**Exercise:**
Go through the listing and pick out each line with the word "BINANCE" in it.

___ Exercise materials ___

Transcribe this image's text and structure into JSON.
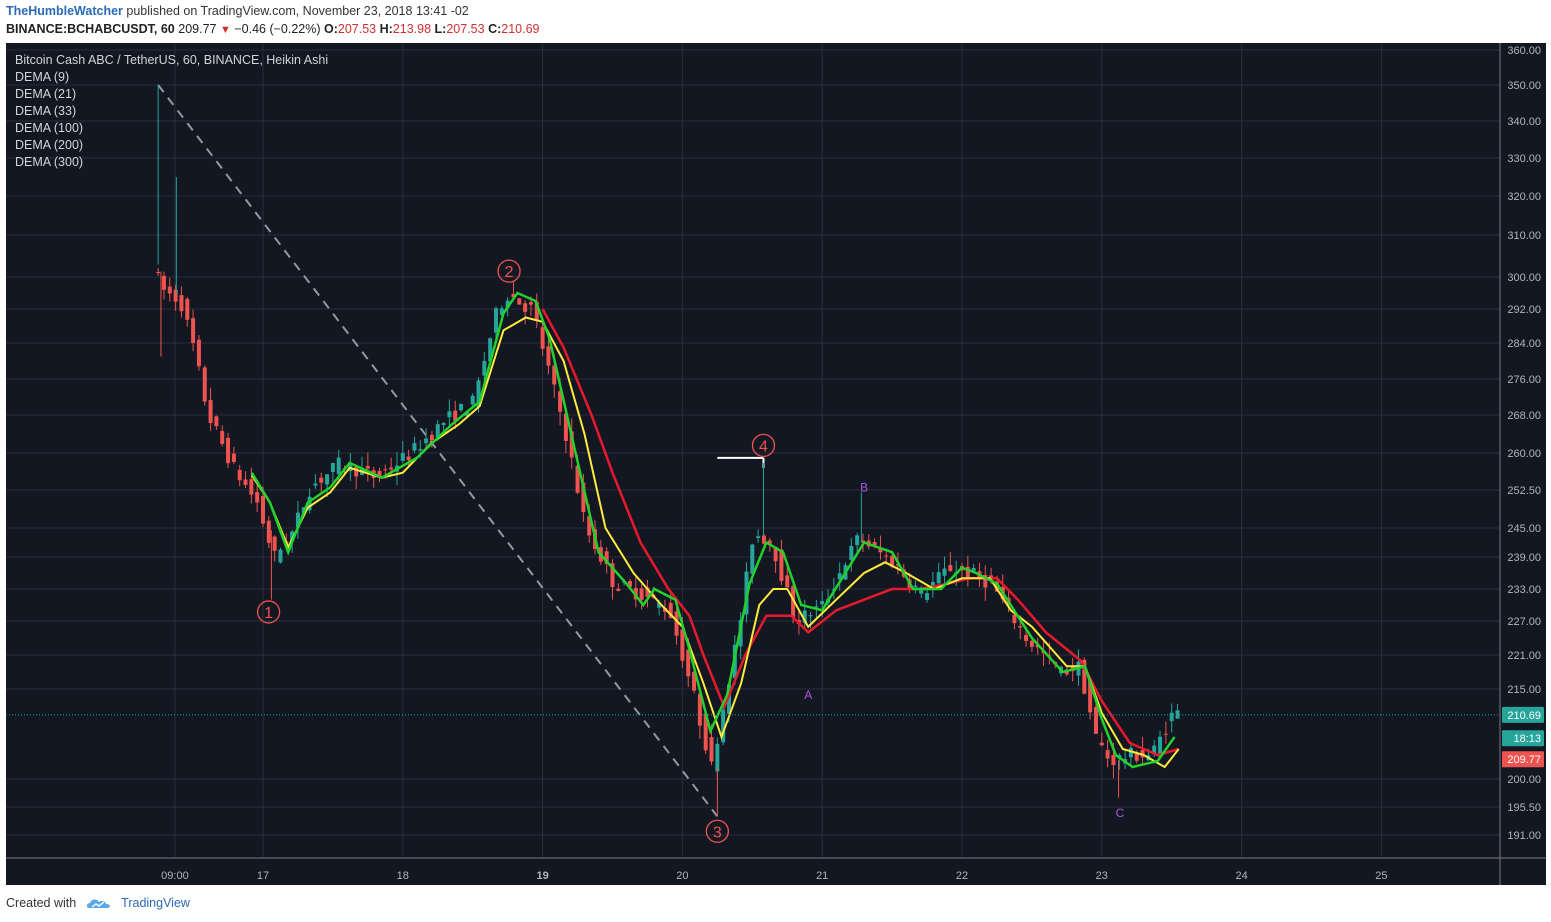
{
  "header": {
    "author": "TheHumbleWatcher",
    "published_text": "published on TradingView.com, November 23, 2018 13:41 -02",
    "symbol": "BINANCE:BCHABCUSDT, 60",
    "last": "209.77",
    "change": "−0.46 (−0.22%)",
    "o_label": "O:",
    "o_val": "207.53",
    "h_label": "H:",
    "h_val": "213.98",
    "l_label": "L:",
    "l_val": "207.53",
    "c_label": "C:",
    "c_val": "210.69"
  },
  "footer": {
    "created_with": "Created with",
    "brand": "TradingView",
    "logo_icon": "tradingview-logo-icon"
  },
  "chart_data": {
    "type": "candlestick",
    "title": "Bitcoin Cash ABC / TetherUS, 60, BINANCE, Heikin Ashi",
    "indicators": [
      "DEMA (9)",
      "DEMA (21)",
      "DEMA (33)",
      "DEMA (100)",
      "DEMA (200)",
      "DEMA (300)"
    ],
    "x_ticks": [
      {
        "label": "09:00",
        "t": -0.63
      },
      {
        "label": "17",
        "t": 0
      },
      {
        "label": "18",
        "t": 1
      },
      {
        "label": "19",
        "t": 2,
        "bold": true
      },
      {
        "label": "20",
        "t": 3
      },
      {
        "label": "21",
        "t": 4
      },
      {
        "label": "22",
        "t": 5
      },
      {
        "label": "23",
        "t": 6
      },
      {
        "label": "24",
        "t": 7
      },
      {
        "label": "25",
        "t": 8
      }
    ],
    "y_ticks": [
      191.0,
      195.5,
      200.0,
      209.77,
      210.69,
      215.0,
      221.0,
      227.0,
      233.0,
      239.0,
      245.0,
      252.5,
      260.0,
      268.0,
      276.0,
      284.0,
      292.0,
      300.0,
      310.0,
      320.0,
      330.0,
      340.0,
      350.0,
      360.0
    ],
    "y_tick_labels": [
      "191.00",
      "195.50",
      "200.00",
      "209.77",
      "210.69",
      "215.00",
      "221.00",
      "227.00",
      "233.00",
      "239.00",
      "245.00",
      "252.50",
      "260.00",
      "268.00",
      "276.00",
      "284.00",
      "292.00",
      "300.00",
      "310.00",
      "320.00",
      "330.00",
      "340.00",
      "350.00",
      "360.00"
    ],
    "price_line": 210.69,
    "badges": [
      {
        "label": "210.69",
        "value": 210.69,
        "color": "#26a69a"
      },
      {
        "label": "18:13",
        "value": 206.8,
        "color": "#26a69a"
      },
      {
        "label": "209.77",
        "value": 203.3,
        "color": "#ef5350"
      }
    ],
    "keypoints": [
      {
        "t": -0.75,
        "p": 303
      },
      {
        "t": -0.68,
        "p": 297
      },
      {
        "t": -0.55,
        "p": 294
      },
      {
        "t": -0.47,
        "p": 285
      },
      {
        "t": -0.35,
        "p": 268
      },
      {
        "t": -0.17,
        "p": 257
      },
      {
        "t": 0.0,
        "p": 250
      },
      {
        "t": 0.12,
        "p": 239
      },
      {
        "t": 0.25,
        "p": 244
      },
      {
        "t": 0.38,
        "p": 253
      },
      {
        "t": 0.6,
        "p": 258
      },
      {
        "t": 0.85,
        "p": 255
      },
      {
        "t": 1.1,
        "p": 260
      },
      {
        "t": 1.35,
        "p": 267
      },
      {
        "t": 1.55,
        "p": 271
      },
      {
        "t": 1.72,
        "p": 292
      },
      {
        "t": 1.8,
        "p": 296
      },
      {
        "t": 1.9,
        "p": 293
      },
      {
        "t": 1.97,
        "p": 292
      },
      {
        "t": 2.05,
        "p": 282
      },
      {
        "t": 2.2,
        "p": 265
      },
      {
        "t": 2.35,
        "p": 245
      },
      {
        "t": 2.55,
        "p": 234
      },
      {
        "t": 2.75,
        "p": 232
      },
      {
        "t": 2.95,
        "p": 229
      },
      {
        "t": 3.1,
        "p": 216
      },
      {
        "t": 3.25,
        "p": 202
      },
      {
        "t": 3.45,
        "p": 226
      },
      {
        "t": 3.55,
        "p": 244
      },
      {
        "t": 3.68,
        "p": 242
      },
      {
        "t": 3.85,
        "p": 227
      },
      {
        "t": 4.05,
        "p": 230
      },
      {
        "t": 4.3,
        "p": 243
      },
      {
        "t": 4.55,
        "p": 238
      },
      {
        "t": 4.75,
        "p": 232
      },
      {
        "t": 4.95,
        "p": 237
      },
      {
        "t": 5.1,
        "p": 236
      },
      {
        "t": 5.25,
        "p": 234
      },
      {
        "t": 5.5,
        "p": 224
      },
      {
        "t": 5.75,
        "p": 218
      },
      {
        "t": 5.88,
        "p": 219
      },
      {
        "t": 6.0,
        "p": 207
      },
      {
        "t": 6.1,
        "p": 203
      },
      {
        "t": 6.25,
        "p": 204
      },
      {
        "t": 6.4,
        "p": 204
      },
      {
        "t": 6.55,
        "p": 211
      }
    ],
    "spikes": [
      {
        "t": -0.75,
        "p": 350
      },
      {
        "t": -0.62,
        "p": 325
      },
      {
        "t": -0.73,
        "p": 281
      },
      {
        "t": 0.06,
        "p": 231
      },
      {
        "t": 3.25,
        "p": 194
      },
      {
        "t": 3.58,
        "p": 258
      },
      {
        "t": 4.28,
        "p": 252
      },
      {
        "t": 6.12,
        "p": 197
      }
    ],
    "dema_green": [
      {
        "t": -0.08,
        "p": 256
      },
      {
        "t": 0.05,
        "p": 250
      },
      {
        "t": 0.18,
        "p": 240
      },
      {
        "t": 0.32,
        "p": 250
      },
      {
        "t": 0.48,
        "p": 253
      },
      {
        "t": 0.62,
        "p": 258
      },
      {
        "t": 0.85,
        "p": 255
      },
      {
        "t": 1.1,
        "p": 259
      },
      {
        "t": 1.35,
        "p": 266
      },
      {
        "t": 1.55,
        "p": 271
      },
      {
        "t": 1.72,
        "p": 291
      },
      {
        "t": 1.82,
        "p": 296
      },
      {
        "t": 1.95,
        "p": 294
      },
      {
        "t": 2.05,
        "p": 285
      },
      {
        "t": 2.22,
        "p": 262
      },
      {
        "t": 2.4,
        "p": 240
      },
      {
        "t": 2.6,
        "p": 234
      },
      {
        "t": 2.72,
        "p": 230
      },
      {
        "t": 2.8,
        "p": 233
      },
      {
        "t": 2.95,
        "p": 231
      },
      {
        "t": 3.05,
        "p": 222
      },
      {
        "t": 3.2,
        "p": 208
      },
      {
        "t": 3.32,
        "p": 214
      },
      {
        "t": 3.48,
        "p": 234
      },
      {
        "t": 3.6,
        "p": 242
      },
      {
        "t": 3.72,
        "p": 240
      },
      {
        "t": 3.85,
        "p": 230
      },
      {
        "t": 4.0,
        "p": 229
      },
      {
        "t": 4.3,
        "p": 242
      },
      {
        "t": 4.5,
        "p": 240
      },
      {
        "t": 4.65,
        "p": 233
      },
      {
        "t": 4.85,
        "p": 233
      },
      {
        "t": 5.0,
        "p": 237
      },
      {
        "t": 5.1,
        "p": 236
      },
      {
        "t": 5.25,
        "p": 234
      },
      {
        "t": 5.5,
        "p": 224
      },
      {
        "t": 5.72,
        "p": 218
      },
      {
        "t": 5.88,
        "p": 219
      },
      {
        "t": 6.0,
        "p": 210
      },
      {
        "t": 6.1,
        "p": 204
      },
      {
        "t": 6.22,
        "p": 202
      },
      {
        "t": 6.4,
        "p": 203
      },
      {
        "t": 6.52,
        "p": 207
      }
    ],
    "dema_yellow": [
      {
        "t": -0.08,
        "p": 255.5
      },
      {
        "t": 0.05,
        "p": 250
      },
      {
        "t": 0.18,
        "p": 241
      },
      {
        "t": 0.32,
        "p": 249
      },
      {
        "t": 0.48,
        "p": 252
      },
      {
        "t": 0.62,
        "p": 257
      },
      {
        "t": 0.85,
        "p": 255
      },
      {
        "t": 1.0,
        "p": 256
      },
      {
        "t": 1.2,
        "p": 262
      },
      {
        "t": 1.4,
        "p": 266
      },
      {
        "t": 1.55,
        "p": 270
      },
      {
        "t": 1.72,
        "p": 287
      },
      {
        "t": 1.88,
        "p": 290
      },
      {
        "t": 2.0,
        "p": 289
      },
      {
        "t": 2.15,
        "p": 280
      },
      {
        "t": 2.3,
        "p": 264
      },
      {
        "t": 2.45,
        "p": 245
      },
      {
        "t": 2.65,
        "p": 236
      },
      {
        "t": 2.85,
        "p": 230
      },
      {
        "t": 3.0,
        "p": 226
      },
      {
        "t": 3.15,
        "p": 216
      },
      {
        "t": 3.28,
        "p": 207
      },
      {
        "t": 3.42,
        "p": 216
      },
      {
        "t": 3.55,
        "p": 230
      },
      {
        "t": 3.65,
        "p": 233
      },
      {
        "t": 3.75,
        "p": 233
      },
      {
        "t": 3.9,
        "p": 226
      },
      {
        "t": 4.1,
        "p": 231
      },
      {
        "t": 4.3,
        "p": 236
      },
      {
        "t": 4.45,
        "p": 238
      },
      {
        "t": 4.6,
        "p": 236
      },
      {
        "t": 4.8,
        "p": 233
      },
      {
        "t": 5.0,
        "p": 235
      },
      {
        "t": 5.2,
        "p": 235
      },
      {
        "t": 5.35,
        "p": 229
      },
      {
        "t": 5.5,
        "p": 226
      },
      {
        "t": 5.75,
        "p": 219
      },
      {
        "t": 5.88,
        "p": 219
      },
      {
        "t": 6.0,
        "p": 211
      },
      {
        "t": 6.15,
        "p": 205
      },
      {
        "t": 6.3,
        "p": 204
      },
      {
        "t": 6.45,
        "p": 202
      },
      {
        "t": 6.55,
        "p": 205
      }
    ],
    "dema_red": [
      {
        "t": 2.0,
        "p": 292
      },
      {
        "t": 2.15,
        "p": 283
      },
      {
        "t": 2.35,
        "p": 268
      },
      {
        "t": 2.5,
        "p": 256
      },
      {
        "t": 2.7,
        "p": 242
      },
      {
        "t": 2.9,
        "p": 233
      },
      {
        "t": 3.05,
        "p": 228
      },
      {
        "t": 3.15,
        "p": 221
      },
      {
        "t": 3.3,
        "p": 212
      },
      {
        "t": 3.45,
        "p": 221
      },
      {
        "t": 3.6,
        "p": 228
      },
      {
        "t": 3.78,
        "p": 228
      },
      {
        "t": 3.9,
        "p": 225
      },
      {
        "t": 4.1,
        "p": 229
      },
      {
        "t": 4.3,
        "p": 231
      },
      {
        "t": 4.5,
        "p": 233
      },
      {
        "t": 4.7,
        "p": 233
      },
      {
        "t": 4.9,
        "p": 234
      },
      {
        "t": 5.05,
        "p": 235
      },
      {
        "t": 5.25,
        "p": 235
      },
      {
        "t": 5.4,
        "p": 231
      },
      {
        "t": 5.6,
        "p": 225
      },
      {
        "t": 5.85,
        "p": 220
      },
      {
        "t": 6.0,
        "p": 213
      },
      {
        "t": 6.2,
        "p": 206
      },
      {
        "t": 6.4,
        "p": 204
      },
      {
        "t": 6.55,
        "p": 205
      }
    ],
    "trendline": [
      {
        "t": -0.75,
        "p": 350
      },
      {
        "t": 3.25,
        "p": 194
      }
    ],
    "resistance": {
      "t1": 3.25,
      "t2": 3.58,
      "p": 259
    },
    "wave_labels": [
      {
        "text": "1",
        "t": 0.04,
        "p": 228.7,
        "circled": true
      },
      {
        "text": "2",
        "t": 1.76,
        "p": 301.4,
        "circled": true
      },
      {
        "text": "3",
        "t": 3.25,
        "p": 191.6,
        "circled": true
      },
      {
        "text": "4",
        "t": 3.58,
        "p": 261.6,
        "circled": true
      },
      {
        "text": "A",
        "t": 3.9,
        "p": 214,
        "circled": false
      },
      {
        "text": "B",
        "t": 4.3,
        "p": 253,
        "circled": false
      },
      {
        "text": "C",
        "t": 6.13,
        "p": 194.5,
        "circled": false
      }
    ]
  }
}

___

**Output for this task:**
    "symbol": "BINANCE:BCHABCUSDT, 60",
    "title": "Bitcoin Cash ABC / TetherUS, 60, BINANCE, Heikin Ashi",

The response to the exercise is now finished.